## TRECHO PARA LEITURA

•••

O que vai acontecer agora não é o fim do tráfico, mas sua gradual sofisticação, menos primitivo e violento

A operação lançada no Rio contra os traficantes é, até aqui, um êxito militar, mas uma incógnita -para dizer o mínimo- no que diz respeito à redução do consumo de drogas.

Os cidadãos podem até se sentir mais seguros com a tomada dos morros, como se tivéssemos desalojado de um território nacional tropas selvagens estrangeiras. Soldados são aclamados como heróis, ganham perfis no Facebook. Há uma grande chance de a operação ser um marco histórico no controle dos indicadores de violência. Só isso já justificaria plenamente a ação, mas a dúvida hoje, vendo a facilidade com que os marginais foram desmobilizados, é o motivo por que a ofensiva não foi realizada antes, o que só é explicável por uma dose de conivência com o tráfico.

O que vai acontecer agora não é o fim do tráfico, mas sua gradual sofisticação, sem tanto primitivismo e violência. A ocupação territorial, por mais complexa que pareça, é uma tarefa razoavelmente simples em comparação com o desafio da dependência química.

O que está fora disso são ilusões e pirotecnias.

Dezenas de milhares de policiais podem prender todos os dias traficantes, mas não vão extinguir a lei da oferta e da procura. Quanto maior a repressão, maior o valor dos produtos e, portanto, a atratividade do mercado e, é claro, maior a propina.

O melhor e mais difícil jeito de reduzir o dano é atacar o consumo para que as pessoas, mesmo que eventualmente usem drogas, não abusem. A semana que passou mostrou o efeito positivo de décadas de campanha de consciência sobre saúde.

•••

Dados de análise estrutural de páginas
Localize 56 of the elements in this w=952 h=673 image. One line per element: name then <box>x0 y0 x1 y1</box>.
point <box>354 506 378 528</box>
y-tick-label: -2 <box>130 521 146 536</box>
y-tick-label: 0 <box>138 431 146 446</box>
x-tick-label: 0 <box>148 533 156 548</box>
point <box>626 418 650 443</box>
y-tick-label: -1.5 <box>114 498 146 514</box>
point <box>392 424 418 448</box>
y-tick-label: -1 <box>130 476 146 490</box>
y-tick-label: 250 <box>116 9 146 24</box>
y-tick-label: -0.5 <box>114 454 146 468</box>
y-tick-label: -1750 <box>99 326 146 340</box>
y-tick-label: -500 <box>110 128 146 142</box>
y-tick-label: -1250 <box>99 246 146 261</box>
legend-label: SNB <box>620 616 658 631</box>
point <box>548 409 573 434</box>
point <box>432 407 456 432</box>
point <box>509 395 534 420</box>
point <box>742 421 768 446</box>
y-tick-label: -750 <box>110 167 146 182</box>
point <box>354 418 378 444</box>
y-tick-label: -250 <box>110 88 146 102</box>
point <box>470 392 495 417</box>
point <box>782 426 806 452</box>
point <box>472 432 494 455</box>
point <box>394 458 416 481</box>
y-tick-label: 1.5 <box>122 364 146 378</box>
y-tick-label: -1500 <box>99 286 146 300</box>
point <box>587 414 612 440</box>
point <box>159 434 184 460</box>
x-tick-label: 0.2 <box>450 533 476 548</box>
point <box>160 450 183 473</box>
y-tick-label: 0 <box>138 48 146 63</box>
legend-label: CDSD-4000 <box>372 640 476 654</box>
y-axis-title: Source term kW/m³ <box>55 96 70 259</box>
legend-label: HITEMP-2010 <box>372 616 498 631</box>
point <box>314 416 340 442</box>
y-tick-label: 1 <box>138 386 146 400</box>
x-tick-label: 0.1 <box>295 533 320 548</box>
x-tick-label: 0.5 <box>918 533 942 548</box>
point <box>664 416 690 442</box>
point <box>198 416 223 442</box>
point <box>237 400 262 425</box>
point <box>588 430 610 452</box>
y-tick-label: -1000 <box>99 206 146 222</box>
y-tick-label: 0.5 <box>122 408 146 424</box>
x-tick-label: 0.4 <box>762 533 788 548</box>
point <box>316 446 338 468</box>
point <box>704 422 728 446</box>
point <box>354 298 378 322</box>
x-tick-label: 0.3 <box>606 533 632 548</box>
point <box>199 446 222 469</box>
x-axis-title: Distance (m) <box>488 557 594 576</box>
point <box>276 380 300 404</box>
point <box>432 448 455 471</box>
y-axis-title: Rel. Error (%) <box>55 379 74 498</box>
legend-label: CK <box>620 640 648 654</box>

•••

## TAREFA
Responda às perguntas a seguir com base no trecho sobre a operação no Rio.
(a) Como o trecho avalia a operação até aqui?
(b) O que acontece com os soldados, segundo o trecho?
(c) O que aumenta quando a repressão cresce?
Baseie-se somente no trecho.

## RESPOSTA ESCRITA
(a) Como um êxito militar, mas uma incógnita no que diz respeito à redução do consumo de drogas.
(b) São aclamados como heróis e ganham perfis no Facebook.
(c) O valor dos produtos, a atratividade do mercado e a propina.